Stated goal: Scan the data below and pick out the lines containing the word "screenshot".

Provided information:
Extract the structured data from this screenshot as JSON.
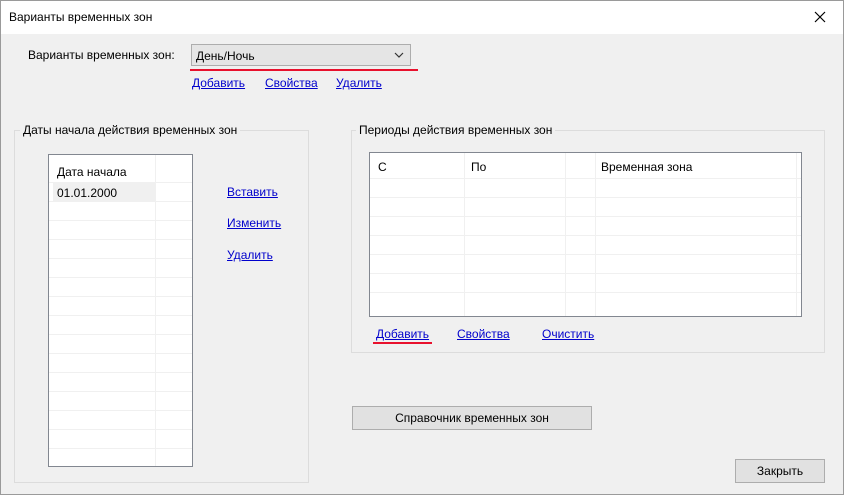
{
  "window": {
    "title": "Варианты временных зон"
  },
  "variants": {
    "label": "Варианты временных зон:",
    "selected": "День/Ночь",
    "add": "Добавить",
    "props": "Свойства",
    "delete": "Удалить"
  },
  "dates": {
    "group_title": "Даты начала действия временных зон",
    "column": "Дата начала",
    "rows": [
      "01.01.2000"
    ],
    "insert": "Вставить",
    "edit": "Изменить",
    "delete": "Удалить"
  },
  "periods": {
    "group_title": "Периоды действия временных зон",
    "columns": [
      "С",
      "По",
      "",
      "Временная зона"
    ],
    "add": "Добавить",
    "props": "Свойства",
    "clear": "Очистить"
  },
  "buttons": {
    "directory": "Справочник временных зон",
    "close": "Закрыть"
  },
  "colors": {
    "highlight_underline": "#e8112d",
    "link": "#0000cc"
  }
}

* * *

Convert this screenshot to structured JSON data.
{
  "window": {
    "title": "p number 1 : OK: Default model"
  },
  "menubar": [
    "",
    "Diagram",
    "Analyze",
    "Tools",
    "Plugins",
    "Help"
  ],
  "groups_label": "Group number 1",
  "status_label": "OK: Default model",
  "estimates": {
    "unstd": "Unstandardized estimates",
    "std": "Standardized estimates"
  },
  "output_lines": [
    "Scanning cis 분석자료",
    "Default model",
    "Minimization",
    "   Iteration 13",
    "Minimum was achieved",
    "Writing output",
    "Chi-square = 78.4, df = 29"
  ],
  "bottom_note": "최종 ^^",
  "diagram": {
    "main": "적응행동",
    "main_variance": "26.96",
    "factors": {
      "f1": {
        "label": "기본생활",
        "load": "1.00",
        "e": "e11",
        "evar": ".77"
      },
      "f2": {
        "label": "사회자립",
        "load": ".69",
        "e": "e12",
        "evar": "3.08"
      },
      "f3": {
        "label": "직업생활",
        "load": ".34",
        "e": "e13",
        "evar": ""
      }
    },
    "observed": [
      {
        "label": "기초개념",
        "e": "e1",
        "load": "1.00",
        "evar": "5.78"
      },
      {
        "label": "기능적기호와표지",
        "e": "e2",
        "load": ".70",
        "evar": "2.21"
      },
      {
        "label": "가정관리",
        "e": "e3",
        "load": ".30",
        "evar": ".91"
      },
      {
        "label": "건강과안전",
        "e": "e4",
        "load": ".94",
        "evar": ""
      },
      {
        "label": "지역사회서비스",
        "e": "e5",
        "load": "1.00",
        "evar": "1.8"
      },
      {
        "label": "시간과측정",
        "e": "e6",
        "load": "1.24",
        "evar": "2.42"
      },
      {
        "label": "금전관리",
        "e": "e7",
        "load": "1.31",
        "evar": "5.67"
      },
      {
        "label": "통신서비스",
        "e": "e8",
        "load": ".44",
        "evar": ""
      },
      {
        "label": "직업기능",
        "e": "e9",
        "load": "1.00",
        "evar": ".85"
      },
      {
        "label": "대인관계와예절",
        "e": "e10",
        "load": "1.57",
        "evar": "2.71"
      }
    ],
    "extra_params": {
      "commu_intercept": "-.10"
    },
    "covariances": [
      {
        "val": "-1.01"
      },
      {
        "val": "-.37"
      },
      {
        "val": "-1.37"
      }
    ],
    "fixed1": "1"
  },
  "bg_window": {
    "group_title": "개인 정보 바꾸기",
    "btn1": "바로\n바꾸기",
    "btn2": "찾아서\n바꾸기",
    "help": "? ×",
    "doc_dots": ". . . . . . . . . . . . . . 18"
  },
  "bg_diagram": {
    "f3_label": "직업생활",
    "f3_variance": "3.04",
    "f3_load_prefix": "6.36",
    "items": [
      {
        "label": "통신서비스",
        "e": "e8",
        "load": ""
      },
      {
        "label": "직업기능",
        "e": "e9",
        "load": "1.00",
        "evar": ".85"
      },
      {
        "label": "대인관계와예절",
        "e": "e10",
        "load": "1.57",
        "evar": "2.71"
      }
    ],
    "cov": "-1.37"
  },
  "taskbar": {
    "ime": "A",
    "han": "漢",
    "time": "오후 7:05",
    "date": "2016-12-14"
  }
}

--

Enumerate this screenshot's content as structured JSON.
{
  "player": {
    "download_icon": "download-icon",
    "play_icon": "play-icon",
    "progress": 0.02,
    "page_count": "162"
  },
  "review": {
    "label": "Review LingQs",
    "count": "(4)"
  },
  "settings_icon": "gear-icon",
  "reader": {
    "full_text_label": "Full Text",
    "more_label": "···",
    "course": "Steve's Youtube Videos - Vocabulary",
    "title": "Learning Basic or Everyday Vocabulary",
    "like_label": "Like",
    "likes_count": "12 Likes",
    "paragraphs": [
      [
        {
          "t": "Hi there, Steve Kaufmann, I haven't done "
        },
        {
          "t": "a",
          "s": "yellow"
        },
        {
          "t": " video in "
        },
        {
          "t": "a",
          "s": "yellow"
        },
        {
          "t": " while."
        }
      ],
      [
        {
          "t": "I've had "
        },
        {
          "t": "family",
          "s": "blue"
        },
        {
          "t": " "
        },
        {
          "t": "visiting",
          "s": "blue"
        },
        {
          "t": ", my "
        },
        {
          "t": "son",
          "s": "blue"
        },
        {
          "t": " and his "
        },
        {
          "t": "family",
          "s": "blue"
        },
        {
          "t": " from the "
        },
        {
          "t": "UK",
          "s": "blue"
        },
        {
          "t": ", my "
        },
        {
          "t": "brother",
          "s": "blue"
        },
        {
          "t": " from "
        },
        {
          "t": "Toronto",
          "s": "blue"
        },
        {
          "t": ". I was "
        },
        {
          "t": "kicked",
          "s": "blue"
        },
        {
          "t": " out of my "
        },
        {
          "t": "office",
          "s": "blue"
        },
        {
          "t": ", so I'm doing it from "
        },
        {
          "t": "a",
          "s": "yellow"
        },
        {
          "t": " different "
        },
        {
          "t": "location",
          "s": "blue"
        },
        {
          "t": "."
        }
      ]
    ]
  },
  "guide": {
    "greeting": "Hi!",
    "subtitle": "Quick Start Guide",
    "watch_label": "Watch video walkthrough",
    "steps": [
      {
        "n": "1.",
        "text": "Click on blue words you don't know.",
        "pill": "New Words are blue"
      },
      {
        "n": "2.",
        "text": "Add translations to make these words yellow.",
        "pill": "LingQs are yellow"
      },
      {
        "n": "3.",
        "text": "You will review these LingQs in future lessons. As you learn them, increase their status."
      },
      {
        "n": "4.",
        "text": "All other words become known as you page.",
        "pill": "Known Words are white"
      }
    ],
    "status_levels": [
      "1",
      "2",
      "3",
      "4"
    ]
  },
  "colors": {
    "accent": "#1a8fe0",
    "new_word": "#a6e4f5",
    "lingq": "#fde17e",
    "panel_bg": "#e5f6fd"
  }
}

Solution to the problem:
Extract the structured data from this screenshot as JSON.
Convert this screenshot to structured JSON data.
Enumerate this screenshot's content as structured JSON.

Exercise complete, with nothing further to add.